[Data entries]
————————
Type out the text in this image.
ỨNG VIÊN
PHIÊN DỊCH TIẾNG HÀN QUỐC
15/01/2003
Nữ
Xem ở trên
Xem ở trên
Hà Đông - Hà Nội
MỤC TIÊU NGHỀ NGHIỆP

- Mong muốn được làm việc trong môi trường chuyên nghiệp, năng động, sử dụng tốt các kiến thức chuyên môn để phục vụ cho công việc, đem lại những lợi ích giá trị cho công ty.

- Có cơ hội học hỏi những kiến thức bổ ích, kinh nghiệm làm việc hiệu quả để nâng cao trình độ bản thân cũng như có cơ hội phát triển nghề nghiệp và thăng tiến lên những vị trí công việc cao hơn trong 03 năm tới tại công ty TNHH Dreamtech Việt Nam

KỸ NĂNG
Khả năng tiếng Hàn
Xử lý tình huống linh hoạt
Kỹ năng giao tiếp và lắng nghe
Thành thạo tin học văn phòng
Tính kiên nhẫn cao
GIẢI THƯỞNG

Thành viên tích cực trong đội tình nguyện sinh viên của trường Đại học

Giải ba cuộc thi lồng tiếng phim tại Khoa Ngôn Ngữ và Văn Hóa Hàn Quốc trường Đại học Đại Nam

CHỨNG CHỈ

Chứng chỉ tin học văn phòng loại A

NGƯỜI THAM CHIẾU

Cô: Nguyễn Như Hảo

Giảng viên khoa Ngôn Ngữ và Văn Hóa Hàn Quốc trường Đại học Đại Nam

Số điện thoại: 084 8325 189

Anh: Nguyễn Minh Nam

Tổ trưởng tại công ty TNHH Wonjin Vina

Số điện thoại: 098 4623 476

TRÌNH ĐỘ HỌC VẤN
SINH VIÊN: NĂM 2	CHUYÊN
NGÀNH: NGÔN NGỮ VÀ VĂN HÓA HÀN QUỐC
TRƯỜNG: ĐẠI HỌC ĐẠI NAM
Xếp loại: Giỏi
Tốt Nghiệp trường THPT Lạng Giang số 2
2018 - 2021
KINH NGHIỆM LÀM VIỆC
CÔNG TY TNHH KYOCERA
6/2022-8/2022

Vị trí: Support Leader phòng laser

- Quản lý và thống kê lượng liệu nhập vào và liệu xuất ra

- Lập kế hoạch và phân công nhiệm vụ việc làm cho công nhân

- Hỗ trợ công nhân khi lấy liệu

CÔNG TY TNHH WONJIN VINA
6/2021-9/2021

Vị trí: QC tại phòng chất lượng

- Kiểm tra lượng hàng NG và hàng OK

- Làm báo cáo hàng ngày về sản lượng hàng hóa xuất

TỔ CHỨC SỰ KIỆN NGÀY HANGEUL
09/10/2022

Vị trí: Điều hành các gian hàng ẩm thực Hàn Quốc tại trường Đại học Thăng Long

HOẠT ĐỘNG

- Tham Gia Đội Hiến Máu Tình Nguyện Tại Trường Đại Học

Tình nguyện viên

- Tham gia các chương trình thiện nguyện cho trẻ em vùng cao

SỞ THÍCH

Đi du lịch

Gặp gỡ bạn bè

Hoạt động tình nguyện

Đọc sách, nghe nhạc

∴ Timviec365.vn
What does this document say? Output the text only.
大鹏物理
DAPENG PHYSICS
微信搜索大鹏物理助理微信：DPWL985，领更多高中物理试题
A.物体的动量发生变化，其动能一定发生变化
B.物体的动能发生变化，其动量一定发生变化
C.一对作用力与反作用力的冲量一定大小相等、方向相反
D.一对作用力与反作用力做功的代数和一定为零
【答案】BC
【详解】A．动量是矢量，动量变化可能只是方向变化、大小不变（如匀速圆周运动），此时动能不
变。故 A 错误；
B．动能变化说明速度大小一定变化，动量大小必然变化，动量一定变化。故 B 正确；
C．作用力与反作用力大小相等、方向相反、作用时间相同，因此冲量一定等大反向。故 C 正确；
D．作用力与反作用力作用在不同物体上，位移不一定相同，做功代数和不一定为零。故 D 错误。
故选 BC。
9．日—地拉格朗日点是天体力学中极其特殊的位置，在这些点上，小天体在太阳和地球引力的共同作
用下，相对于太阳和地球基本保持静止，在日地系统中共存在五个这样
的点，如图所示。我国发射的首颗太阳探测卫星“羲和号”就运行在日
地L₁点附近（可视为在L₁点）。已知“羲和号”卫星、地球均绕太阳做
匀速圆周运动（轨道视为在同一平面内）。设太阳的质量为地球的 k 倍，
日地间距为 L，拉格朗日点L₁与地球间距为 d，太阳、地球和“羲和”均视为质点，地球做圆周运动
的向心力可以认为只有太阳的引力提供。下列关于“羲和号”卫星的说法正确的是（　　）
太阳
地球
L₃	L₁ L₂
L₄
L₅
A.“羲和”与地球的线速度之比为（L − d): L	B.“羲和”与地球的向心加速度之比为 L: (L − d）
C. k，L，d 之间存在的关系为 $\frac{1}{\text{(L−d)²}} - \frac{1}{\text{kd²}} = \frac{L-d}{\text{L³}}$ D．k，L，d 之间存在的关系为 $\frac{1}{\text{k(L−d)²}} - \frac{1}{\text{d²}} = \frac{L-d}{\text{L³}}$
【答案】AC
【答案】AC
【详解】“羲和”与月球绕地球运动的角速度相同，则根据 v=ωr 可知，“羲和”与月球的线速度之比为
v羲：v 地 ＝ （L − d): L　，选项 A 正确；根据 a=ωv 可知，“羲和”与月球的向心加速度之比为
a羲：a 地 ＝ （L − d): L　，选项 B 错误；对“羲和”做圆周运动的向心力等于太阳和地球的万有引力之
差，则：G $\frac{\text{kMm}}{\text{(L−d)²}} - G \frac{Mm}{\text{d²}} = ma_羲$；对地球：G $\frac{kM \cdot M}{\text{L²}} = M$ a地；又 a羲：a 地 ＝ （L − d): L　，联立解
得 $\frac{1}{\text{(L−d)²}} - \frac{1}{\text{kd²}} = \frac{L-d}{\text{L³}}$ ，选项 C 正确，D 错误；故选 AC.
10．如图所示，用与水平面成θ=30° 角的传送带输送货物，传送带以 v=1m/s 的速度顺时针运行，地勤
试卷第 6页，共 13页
————————
The task |
Transcribe the entire listing above precisely.

Result |
Type out the text in this image.
ỨNG VIÊN
PHIÊN DỊCH TIẾNG HÀN QUỐC
15/01/2003
Nữ
Xem ở trên
Xem ở trên
Hà Đông - Hà Nội
MỤC TIÊU NGHỀ NGHIỆP

- Mong muốn được làm việc trong môi trường chuyên nghiệp, năng động, sử dụng tốt các kiến thức chuyên môn để phục vụ cho công việc, đem lại những lợi ích giá trị cho công ty.

- Có cơ hội học hỏi những kiến thức bổ ích, kinh nghiệm làm việc hiệu quả để nâng cao trình độ bản thân cũng như có cơ hội phát triển nghề nghiệp và thăng tiến lên những vị trí công việc cao hơn trong 03 năm tới tại công ty TNHH Dreamtech Việt Nam

KỸ NĂNG
Khả năng tiếng Hàn
Xử lý tình huống linh hoạt
Kỹ năng giao tiếp và lắng nghe
Thành thạo tin học văn phòng
Tính kiên nhẫn cao
GIẢI THƯỞNG

Thành viên tích cực trong đội tình nguyện sinh viên của trường Đại học

Giải ba cuộc thi lồng tiếng phim tại Khoa Ngôn Ngữ và Văn Hóa Hàn Quốc trường Đại học Đại Nam

CHỨNG CHỈ

Chứng chỉ tin học văn phòng loại A

NGƯỜI THAM CHIẾU

Cô: Nguyễn Như Hảo

Giảng viên khoa Ngôn Ngữ và Văn Hóa Hàn Quốc trường Đại học Đại Nam

Số điện thoại: 084 8325 189

Anh: Nguyễn Minh Nam

Tổ trưởng tại công ty TNHH Wonjin Vina

Số điện thoại: 098 4623 476

TRÌNH ĐỘ HỌC VẤN
SINH VIÊN: NĂM 2	CHUYÊN
NGÀNH: NGÔN NGỮ VÀ VĂN HÓA HÀN QUỐC
TRƯỜNG: ĐẠI HỌC ĐẠI NAM
Xếp loại: Giỏi
Tốt Nghiệp trường THPT Lạng Giang số 2
2018 - 2021
KINH NGHIỆM LÀM VIỆC
CÔNG TY TNHH KYOCERA
6/2022-8/2022

Vị trí: Support Leader phòng laser

- Quản lý và thống kê lượng liệu nhập vào và liệu xuất ra

- Lập kế hoạch và phân công nhiệm vụ việc làm cho công nhân

- Hỗ trợ công nhân khi lấy liệu

CÔNG TY TNHH WONJIN VINA
6/2021-9/2021

Vị trí: QC tại phòng chất lượng

- Kiểm tra lượng hàng NG và hàng OK

- Làm báo cáo hàng ngày về sản lượng hàng hóa xuất

TỔ CHỨC SỰ KIỆN NGÀY HANGEUL
09/10/2022

Vị trí: Điều hành các gian hàng ẩm thực Hàn Quốc tại trường Đại học Thăng Long

HOẠT ĐỘNG

- Tham Gia Đội Hiến Máu Tình Nguyện Tại Trường Đại Học

Tình nguyện viên

- Tham gia các chương trình thiện nguyện cho trẻ em vùng cao

SỞ THÍCH

Đi du lịch

Gặp gỡ bạn bè

Hoạt động tình nguyện

Đọc sách, nghe nhạc

∴ Timviec365.vn
What does this document say? Output the text only.
大鹏物理
DAPENG PHYSICS
微信搜索大鹏物理助理微信：DPWL985，领更多高中物理试题
A.物体的动量发生变化，其动能一定发生变化
B.物体的动能发生变化，其动量一定发生变化
C.一对作用力与反作用力的冲量一定大小相等、方向相反
D.一对作用力与反作用力做功的代数和一定为零
【答案】BC
【详解】A．动量是矢量，动量变化可能只是方向变化、大小不变（如匀速圆周运动），此时动能不
变。故 A 错误；
B．动能变化说明速度大小一定变化，动量大小必然变化，动量一定变化。故 B 正确；
C．作用力与反作用力大小相等、方向相反、作用时间相同，因此冲量一定等大反向。故 C 正确；
D．作用力与反作用力作用在不同物体上，位移不一定相同，做功代数和不一定为零。故 D 错误。
故选 BC。
9．日—地拉格朗日点是天体力学中极其特殊的位置，在这些点上，小天体在太阳和地球引力的共同作
用下，相对于太阳和地球基本保持静止，在日地系统中共存在五个这样
的点，如图所示。我国发射的首颗太阳探测卫星“羲和号”就运行在日
地L₁点附近（可视为在L₁点）。已知“羲和号”卫星、地球均绕太阳做
匀速圆周运动（轨道视为在同一平面内）。设太阳的质量为地球的 k 倍，
日地间距为 L，拉格朗日点L₁与地球间距为 d，太阳、地球和“羲和”均视为质点，地球做圆周运动
的向心力可以认为只有太阳的引力提供。下列关于“羲和号”卫星的说法正确的是（　　）
太阳
地球
L₃	L₁ L₂
L₄
L₅
A.“羲和”与地球的线速度之比为（L − d): L	B.“羲和”与地球的向心加速度之比为 L: (L − d）
C. k，L，d 之间存在的关系为 $\frac{1}{\text{(L−d)²}} - \frac{1}{\text{kd²}} = \frac{L-d}{\text{L³}}$ D．k，L，d 之间存在的关系为 $\frac{1}{\text{k(L−d)²}} - \frac{1}{\text{d²}} = \frac{L-d}{\text{L³}}$
【答案】AC
【答案】AC
【详解】“羲和”与月球绕地球运动的角速度相同，则根据 v=ωr 可知，“羲和”与月球的线速度之比为
v羲：v 地 ＝ （L − d): L　，选项 A 正确；根据 a=ωv 可知，“羲和”与月球的向心加速度之比为
a羲：a 地 ＝ （L − d): L　，选项 B 错误；对“羲和”做圆周运动的向心力等于太阳和地球的万有引力之
差，则：G $\frac{\text{kMm}}{\text{(L−d)²}} - G \frac{Mm}{\text{d²}} = ma_羲$；对地球：G $\frac{kM \cdot M}{\text{L²}} = M$ a地；又 a羲：a 地 ＝ （L − d): L　，联立解
得 $\frac{1}{\text{(L−d)²}} - \frac{1}{\text{kd²}} = \frac{L-d}{\text{L³}}$ ，选项 C 正确，D 错误；故选 AC.
10．如图所示，用与水平面成θ=30° 角的传送带输送货物，传送带以 v=1m/s 的速度顺时针运行，地勤
试卷第 6页，共 13页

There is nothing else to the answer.